━━━━━ Data excerpts
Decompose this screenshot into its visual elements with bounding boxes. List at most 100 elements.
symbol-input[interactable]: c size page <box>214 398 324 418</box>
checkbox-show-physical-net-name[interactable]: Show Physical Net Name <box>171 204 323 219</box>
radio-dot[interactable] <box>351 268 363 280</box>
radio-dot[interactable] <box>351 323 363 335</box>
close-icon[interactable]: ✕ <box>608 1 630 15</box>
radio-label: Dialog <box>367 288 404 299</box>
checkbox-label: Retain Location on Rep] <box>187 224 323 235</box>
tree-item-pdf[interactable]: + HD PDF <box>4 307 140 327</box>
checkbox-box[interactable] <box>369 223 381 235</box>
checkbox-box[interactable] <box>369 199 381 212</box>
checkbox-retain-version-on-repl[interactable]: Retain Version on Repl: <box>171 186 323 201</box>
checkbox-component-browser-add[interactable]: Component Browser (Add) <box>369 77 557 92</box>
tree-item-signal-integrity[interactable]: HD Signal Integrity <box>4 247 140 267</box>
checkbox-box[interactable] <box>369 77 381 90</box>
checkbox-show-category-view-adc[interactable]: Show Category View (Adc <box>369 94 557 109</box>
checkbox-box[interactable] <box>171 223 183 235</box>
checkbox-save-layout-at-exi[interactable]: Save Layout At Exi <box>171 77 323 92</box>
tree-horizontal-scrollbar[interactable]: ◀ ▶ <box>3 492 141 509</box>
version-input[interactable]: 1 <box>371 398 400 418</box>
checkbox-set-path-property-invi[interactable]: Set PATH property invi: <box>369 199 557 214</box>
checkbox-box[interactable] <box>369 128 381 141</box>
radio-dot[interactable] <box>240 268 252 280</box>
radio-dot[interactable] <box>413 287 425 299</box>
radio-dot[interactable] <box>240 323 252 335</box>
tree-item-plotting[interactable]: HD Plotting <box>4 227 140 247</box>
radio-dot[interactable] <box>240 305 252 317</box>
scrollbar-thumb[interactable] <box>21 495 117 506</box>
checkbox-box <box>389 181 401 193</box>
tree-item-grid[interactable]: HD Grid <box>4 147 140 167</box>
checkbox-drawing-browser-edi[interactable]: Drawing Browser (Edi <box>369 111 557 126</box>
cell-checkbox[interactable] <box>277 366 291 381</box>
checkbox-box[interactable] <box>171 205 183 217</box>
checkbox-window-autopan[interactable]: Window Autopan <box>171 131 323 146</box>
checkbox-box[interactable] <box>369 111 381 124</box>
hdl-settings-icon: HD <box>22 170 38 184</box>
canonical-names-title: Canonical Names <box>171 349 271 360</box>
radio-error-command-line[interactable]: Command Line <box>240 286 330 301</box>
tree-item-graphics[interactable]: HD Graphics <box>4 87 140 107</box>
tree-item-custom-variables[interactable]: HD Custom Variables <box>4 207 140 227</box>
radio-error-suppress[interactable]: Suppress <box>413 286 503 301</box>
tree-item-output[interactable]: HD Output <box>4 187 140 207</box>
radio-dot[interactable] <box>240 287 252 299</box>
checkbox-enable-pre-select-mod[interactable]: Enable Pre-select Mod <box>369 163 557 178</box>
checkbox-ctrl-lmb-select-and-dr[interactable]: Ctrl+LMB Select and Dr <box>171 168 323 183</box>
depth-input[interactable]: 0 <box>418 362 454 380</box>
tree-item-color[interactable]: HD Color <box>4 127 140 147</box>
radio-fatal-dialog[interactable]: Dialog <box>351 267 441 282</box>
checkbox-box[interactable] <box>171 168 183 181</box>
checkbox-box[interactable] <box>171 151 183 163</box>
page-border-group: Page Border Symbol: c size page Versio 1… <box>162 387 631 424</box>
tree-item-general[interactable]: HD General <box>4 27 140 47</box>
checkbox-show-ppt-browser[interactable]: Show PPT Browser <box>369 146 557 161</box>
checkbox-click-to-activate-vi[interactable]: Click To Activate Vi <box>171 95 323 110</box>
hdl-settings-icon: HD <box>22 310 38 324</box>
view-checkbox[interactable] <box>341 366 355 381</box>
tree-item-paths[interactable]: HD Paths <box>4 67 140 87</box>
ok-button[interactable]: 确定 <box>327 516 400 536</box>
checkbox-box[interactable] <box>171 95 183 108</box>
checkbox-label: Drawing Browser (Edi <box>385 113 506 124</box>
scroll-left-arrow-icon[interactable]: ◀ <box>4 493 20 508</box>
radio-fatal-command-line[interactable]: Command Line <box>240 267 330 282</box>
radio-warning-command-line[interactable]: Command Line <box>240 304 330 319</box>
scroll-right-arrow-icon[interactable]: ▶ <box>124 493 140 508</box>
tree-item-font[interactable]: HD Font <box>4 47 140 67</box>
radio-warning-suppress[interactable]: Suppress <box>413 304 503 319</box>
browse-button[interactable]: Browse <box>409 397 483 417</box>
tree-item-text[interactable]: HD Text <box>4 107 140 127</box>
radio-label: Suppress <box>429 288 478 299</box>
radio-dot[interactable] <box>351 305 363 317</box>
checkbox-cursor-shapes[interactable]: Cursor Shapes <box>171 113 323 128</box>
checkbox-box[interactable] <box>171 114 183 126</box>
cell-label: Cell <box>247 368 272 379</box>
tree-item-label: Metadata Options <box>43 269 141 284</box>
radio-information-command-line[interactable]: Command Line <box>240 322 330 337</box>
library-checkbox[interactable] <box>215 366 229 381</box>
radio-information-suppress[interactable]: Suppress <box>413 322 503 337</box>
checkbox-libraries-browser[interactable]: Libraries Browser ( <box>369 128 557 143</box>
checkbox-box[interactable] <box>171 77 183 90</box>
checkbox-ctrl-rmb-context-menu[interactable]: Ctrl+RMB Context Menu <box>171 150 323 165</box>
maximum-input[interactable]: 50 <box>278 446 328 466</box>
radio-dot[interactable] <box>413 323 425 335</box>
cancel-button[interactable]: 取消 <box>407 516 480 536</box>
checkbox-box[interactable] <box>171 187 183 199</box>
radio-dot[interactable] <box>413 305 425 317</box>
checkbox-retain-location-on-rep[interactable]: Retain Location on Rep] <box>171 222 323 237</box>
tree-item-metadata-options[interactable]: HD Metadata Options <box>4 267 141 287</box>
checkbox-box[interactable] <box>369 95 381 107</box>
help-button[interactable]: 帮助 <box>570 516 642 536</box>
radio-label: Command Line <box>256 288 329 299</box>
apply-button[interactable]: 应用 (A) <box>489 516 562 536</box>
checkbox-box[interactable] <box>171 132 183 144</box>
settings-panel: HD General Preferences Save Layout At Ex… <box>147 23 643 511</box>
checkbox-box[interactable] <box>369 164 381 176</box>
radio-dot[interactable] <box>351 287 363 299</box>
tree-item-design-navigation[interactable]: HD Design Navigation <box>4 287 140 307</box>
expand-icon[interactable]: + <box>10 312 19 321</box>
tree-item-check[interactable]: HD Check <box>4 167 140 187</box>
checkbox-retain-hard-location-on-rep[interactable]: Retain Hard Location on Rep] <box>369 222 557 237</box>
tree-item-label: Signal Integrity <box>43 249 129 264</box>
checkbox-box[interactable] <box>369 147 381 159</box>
━━━━━━━━━━
◆ Set exercise:
Copy out the items word for word, from the first line through the line that contains "radio-dot[interactable] <box>351 323".

◆ Full answer:
Decompose this screenshot into its visual elements with bounding boxes. List at most 100 elements.
symbol-input[interactable]: c size page <box>214 398 324 418</box>
checkbox-show-physical-net-name[interactable]: Show Physical Net Name <box>171 204 323 219</box>
radio-dot[interactable] <box>351 268 363 280</box>
radio-dot[interactable] <box>351 323 363 335</box>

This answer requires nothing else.